◆ **What you will do**
Out of the lines below, please list those that hold the string "color".

-- -- --

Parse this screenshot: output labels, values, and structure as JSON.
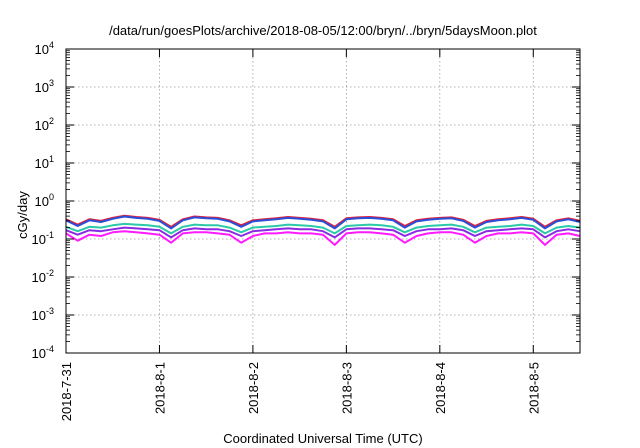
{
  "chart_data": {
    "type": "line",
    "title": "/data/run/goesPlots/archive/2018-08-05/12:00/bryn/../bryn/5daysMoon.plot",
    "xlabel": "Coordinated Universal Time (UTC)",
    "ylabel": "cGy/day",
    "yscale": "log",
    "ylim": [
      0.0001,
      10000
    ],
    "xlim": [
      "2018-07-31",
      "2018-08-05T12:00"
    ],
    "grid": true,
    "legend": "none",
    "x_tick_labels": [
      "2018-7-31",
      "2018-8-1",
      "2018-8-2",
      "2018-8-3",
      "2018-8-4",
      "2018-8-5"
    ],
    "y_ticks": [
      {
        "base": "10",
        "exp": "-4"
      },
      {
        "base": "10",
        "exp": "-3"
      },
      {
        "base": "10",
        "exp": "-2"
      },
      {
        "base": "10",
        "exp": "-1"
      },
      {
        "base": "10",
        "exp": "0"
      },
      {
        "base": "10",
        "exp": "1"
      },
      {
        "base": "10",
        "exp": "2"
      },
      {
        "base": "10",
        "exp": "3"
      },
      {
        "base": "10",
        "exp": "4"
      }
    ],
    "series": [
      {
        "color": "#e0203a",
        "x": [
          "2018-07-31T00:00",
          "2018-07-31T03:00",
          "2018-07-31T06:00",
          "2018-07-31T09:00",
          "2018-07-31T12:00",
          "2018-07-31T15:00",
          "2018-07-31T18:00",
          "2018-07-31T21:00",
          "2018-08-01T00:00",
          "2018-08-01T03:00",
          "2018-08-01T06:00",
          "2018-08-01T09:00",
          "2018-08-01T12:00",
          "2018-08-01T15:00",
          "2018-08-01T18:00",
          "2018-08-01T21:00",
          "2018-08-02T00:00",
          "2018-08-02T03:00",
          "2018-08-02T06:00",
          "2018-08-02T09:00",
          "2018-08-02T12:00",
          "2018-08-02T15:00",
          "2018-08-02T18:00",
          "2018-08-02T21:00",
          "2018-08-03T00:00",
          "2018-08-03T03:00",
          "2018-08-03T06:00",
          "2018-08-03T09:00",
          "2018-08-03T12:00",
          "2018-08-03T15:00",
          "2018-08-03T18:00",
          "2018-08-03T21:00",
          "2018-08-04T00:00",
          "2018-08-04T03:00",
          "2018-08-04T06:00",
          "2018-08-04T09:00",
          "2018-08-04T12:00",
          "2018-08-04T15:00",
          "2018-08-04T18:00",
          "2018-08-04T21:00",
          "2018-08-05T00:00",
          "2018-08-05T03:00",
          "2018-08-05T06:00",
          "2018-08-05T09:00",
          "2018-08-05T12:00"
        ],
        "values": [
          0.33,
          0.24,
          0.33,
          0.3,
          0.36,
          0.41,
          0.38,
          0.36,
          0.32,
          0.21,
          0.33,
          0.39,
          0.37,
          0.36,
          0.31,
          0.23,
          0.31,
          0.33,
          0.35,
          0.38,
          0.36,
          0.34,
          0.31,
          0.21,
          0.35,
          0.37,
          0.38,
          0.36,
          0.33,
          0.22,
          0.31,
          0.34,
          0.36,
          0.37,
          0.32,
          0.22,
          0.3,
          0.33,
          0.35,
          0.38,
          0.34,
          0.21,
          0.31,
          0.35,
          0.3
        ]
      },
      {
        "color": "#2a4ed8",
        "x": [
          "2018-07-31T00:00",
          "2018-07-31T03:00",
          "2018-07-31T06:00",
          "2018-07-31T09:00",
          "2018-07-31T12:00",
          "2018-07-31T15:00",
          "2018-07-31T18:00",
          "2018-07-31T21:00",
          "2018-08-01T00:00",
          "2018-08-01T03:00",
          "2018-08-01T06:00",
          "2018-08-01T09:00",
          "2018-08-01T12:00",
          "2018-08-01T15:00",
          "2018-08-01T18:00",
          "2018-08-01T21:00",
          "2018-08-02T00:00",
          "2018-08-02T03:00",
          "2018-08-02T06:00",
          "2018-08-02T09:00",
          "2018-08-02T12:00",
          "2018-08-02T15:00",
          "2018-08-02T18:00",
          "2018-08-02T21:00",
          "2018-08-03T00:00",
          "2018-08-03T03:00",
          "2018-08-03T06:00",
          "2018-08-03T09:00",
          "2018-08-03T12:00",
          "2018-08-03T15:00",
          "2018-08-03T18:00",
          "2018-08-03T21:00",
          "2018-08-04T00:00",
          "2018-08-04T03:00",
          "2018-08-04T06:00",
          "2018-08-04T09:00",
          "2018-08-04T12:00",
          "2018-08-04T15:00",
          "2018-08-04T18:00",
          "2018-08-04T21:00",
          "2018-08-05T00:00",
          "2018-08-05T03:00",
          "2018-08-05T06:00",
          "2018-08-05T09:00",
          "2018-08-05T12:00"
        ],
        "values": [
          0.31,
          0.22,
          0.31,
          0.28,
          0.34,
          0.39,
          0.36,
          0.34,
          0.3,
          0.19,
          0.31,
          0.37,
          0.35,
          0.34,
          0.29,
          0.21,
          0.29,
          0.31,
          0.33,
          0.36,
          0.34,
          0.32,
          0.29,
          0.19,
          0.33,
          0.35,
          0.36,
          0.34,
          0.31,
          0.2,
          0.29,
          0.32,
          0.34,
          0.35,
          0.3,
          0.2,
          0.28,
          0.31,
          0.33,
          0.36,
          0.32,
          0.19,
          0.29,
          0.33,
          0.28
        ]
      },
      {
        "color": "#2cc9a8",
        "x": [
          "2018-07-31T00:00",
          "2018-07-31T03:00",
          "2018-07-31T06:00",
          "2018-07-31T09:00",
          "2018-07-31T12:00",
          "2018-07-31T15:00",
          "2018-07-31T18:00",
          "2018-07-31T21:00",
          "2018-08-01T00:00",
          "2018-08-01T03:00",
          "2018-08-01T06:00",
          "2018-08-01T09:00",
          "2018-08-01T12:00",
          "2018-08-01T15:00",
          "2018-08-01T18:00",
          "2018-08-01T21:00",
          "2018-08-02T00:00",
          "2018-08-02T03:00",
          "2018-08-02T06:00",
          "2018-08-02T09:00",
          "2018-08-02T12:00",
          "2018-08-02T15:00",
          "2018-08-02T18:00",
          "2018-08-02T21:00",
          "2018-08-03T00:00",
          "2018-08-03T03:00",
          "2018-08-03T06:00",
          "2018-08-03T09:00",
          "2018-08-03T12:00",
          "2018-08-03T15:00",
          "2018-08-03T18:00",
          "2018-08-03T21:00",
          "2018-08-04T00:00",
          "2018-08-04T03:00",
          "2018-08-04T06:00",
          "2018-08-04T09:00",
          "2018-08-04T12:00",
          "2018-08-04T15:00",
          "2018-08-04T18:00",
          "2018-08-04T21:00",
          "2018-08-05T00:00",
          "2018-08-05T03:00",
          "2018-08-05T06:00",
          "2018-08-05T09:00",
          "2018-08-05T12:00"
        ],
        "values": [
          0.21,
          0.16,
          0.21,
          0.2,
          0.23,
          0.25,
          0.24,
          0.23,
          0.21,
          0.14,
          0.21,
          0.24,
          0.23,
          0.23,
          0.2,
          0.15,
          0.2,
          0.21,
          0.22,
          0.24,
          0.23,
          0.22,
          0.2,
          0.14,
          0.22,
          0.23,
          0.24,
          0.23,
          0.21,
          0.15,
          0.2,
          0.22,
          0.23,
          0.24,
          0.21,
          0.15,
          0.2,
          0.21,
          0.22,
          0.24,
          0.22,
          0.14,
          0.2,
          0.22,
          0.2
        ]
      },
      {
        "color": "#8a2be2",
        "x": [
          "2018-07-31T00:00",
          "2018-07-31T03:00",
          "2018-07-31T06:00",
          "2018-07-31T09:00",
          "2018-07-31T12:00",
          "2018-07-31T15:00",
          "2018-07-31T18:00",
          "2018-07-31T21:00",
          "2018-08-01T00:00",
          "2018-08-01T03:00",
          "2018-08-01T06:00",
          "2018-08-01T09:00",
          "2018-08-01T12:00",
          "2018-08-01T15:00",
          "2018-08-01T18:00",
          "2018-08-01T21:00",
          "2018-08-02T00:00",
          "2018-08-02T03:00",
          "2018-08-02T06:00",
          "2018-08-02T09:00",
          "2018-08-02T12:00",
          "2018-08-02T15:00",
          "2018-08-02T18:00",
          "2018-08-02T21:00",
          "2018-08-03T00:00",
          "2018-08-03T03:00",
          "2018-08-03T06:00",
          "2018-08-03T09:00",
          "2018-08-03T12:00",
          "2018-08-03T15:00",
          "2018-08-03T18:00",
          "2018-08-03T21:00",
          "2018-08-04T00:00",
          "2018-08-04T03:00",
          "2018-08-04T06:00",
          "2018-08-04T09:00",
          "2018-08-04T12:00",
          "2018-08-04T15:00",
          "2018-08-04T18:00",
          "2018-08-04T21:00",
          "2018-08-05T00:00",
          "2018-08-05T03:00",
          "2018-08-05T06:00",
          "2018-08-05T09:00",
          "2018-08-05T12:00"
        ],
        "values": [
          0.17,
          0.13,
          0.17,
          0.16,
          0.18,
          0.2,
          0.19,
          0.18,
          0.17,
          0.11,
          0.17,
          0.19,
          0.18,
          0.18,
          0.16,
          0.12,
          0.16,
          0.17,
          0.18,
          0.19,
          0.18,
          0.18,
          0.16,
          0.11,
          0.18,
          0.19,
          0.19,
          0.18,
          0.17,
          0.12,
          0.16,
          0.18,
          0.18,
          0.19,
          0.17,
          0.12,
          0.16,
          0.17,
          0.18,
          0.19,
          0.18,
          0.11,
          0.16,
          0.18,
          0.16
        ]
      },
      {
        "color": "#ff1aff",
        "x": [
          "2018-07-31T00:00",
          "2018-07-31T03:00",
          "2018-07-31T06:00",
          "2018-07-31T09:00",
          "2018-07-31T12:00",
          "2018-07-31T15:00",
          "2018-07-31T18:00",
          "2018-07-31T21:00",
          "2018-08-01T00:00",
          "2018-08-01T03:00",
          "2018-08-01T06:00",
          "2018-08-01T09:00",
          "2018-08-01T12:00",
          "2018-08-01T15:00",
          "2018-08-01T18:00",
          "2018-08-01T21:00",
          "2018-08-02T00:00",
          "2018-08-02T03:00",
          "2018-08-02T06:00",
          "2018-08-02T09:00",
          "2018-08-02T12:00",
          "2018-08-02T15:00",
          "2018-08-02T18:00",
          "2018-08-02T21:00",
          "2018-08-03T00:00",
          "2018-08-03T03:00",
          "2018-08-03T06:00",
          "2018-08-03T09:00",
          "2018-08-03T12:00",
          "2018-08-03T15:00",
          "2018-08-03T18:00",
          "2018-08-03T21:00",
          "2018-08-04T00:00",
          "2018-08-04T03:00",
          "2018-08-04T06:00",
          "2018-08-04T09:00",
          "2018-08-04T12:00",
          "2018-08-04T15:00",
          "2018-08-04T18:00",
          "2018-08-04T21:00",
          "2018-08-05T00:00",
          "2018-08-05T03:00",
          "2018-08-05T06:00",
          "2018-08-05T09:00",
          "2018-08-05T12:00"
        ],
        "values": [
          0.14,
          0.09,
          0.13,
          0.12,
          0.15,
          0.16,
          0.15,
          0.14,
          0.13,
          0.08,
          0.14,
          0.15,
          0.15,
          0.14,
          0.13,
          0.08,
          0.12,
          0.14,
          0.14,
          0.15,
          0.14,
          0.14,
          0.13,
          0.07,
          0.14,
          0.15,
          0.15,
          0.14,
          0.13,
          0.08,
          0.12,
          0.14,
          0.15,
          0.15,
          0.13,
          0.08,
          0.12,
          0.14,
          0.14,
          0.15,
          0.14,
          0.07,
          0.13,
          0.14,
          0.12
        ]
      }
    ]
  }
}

-- -- --

◆ **Response**
        "color": "#e0203a",
        "color": "#2a4ed8",
        "color": "#2cc9a8",
        "color": "#8a2be2",
        "color": "#ff1aff",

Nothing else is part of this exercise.